Objective:
Write the data out again, exactly as given.

Data to process:

************

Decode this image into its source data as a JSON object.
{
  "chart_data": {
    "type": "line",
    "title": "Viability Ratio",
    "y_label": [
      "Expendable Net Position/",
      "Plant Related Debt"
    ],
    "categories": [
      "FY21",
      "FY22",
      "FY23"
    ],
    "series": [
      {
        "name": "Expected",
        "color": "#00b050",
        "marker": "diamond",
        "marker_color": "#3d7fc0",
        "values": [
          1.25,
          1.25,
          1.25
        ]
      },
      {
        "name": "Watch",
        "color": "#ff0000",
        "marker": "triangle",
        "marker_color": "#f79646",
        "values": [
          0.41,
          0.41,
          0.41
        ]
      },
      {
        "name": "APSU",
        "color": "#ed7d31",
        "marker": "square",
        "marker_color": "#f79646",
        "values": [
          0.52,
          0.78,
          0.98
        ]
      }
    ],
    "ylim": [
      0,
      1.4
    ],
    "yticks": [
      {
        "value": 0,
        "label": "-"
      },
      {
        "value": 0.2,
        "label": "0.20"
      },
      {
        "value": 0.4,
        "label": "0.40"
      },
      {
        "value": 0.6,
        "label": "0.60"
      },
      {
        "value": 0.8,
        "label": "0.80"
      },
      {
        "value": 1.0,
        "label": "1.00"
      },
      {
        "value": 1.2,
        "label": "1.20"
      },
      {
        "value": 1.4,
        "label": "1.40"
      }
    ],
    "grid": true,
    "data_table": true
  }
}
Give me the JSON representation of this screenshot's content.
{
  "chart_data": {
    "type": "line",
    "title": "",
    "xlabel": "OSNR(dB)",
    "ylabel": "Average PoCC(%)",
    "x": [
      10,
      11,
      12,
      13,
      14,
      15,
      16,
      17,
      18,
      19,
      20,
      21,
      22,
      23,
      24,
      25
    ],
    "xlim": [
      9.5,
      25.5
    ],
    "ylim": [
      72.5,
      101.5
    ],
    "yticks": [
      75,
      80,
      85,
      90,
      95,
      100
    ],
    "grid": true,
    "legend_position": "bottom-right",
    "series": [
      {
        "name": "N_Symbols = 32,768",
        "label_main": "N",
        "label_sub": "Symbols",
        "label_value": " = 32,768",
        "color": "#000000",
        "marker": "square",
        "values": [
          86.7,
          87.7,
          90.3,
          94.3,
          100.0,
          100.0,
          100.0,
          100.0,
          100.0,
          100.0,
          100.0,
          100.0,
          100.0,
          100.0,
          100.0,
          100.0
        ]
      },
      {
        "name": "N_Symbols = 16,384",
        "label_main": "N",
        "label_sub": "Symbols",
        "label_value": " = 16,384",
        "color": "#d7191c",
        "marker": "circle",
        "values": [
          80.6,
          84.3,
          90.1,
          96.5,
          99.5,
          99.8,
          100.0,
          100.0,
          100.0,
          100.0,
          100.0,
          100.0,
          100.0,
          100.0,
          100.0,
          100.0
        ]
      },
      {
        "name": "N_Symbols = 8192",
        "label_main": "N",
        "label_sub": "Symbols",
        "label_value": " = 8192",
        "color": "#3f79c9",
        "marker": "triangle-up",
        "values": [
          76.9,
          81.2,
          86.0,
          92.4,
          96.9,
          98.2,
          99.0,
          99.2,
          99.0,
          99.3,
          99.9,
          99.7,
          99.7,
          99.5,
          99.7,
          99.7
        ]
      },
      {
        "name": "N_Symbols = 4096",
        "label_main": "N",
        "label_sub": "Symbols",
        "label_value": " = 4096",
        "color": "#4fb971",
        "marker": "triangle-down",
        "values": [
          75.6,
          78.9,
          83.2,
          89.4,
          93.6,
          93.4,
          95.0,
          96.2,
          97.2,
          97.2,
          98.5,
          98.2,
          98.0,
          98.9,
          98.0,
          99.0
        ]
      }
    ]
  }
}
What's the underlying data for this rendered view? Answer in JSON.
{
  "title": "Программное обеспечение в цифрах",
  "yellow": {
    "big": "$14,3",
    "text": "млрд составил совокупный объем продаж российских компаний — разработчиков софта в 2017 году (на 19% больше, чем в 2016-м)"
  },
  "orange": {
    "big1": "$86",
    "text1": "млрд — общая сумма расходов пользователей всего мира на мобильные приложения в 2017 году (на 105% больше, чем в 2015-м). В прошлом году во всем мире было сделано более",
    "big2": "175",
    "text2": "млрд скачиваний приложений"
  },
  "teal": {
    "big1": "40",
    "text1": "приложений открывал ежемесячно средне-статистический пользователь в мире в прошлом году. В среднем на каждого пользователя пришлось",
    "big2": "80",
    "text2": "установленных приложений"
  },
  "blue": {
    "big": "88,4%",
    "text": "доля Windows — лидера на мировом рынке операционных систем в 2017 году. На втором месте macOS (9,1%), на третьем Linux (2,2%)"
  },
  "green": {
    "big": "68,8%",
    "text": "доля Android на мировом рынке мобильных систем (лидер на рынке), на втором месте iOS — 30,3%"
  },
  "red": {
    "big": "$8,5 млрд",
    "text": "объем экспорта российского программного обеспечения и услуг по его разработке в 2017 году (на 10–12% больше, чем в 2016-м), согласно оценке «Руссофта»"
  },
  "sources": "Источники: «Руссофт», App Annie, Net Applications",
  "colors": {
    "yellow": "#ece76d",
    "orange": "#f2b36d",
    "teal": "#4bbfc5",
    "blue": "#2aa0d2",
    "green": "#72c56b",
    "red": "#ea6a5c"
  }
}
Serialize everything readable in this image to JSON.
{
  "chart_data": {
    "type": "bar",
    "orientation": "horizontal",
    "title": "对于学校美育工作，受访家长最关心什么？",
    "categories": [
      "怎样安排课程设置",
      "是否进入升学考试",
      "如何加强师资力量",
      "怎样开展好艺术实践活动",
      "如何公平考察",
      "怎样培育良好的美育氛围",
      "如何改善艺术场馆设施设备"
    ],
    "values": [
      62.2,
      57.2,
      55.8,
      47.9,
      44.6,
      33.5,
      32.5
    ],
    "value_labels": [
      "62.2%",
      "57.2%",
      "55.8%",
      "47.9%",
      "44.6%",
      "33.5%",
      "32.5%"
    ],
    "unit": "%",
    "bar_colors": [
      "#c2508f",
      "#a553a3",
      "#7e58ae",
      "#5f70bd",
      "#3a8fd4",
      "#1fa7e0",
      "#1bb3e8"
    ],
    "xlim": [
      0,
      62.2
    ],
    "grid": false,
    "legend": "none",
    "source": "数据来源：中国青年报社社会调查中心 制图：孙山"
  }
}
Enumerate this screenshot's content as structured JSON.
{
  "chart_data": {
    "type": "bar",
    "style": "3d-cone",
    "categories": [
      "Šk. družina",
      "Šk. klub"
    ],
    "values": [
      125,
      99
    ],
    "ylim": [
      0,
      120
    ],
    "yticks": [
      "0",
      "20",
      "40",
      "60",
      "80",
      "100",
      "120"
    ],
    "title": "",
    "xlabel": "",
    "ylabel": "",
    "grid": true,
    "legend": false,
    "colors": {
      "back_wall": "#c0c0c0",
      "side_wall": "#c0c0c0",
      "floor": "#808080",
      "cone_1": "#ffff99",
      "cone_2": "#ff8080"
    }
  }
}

************

Full output:
Decode this image into its source data as a JSON object.
{
  "chart_data": {
    "type": "line",
    "title": "Viability Ratio",
    "y_label": [
      "Expendable Net Position/",
      "Plant Related Debt"
    ],
    "categories": [
      "FY21",
      "FY22",
      "FY23"
    ],
    "series": [
      {
        "name": "Expected",
        "color": "#00b050",
        "marker": "diamond",
        "marker_color": "#3d7fc0",
        "values": [
          1.25,
          1.25,
          1.25
        ]
      },
      {
        "name": "Watch",
        "color": "#ff0000",
        "marker": "triangle",
        "marker_color": "#f79646",
        "values": [
          0.41,
          0.41,
          0.41
        ]
      },
      {
        "name": "APSU",
        "color": "#ed7d31",
        "marker": "square",
        "marker_color": "#f79646",
        "values": [
          0.52,
          0.78,
          0.98
        ]
      }
    ],
    "ylim": [
      0,
      1.4
    ],
    "yticks": [
      {
        "value": 0,
        "label": "-"
      },
      {
        "value": 0.2,
        "label": "0.20"
      },
      {
        "value": 0.4,
        "label": "0.40"
      },
      {
        "value": 0.6,
        "label": "0.60"
      },
      {
        "value": 0.8,
        "label": "0.80"
      },
      {
        "value": 1.0,
        "label": "1.00"
      },
      {
        "value": 1.2,
        "label": "1.20"
      },
      {
        "value": 1.4,
        "label": "1.40"
      }
    ],
    "grid": true,
    "data_table": true
  }
}
Give me the JSON representation of this screenshot's content.
{
  "chart_data": {
    "type": "line",
    "title": "",
    "xlabel": "OSNR(dB)",
    "ylabel": "Average PoCC(%)",
    "x": [
      10,
      11,
      12,
      13,
      14,
      15,
      16,
      17,
      18,
      19,
      20,
      21,
      22,
      23,
      24,
      25
    ],
    "xlim": [
      9.5,
      25.5
    ],
    "ylim": [
      72.5,
      101.5
    ],
    "yticks": [
      75,
      80,
      85,
      90,
      95,
      100
    ],
    "grid": true,
    "legend_position": "bottom-right",
    "series": [
      {
        "name": "N_Symbols = 32,768",
        "label_main": "N",
        "label_sub": "Symbols",
        "label_value": " = 32,768",
        "color": "#000000",
        "marker": "square",
        "values": [
          86.7,
          87.7,
          90.3,
          94.3,
          100.0,
          100.0,
          100.0,
          100.0,
          100.0,
          100.0,
          100.0,
          100.0,
          100.0,
          100.0,
          100.0,
          100.0
        ]
      },
      {
        "name": "N_Symbols = 16,384",
        "label_main": "N",
        "label_sub": "Symbols",
        "label_value": " = 16,384",
        "color": "#d7191c",
        "marker": "circle",
        "values": [
          80.6,
          84.3,
          90.1,
          96.5,
          99.5,
          99.8,
          100.0,
          100.0,
          100.0,
          100.0,
          100.0,
          100.0,
          100.0,
          100.0,
          100.0,
          100.0
        ]
      },
      {
        "name": "N_Symbols = 8192",
        "label_main": "N",
        "label_sub": "Symbols",
        "label_value": " = 8192",
        "color": "#3f79c9",
        "marker": "triangle-up",
        "values": [
          76.9,
          81.2,
          86.0,
          92.4,
          96.9,
          98.2,
          99.0,
          99.2,
          99.0,
          99.3,
          99.9,
          99.7,
          99.7,
          99.5,
          99.7,
          99.7
        ]
      },
      {
        "name": "N_Symbols = 4096",
        "label_main": "N",
        "label_sub": "Symbols",
        "label_value": " = 4096",
        "color": "#4fb971",
        "marker": "triangle-down",
        "values": [
          75.6,
          78.9,
          83.2,
          89.4,
          93.6,
          93.4,
          95.0,
          96.2,
          97.2,
          97.2,
          98.5,
          98.2,
          98.0,
          98.9,
          98.0,
          99.0
        ]
      }
    ]
  }
}
What's the underlying data for this rendered view? Answer in JSON.
{
  "title": "Программное обеспечение в цифрах",
  "yellow": {
    "big": "$14,3",
    "text": "млрд составил совокупный объем продаж российских компаний — разработчиков софта в 2017 году (на 19% больше, чем в 2016-м)"
  },
  "orange": {
    "big1": "$86",
    "text1": "млрд — общая сумма расходов пользователей всего мира на мобильные приложения в 2017 году (на 105% больше, чем в 2015-м). В прошлом году во всем мире было сделано более",
    "big2": "175",
    "text2": "млрд скачиваний приложений"
  },
  "teal": {
    "big1": "40",
    "text1": "приложений открывал ежемесячно средне-статистический пользователь в мире в прошлом году. В среднем на каждого пользователя пришлось",
    "big2": "80",
    "text2": "установленных приложений"
  },
  "blue": {
    "big": "88,4%",
    "text": "доля Windows — лидера на мировом рынке операционных систем в 2017 году. На втором месте macOS (9,1%), на третьем Linux (2,2%)"
  },
  "green": {
    "big": "68,8%",
    "text": "доля Android на мировом рынке мобильных систем (лидер на рынке), на втором месте iOS — 30,3%"
  },
  "red": {
    "big": "$8,5 млрд",
    "text": "объем экспорта российского программного обеспечения и услуг по его разработке в 2017 году (на 10–12% больше, чем в 2016-м), согласно оценке «Руссофта»"
  },
  "sources": "Источники: «Руссофт», App Annie, Net Applications",
  "colors": {
    "yellow": "#ece76d",
    "orange": "#f2b36d",
    "teal": "#4bbfc5",
    "blue": "#2aa0d2",
    "green": "#72c56b",
    "red": "#ea6a5c"
  }
}
Serialize everything readable in this image to JSON.
{
  "chart_data": {
    "type": "bar",
    "orientation": "horizontal",
    "title": "对于学校美育工作，受访家长最关心什么？",
    "categories": [
      "怎样安排课程设置",
      "是否进入升学考试",
      "如何加强师资力量",
      "怎样开展好艺术实践活动",
      "如何公平考察",
      "怎样培育良好的美育氛围",
      "如何改善艺术场馆设施设备"
    ],
    "values": [
      62.2,
      57.2,
      55.8,
      47.9,
      44.6,
      33.5,
      32.5
    ],
    "value_labels": [
      "62.2%",
      "57.2%",
      "55.8%",
      "47.9%",
      "44.6%",
      "33.5%",
      "32.5%"
    ],
    "unit": "%",
    "bar_colors": [
      "#c2508f",
      "#a553a3",
      "#7e58ae",
      "#5f70bd",
      "#3a8fd4",
      "#1fa7e0",
      "#1bb3e8"
    ],
    "xlim": [
      0,
      62.2
    ],
    "grid": false,
    "legend": "none",
    "source": "数据来源：中国青年报社社会调查中心 制图：孙山"
  }
}
Enumerate this screenshot's content as structured JSON.
{
  "chart_data": {
    "type": "bar",
    "style": "3d-cone",
    "categories": [
      "Šk. družina",
      "Šk. klub"
    ],
    "values": [
      125,
      99
    ],
    "ylim": [
      0,
      120
    ],
    "yticks": [
      "0",
      "20",
      "40",
      "60",
      "80",
      "100",
      "120"
    ],
    "title": "",
    "xlabel": "",
    "ylabel": "",
    "grid": true,
    "legend": false,
    "colors": {
      "back_wall": "#c0c0c0",
      "side_wall": "#c0c0c0",
      "floor": "#808080",
      "cone_1": "#ffff99",
      "cone_2": "#ff8080"
    }
  }
}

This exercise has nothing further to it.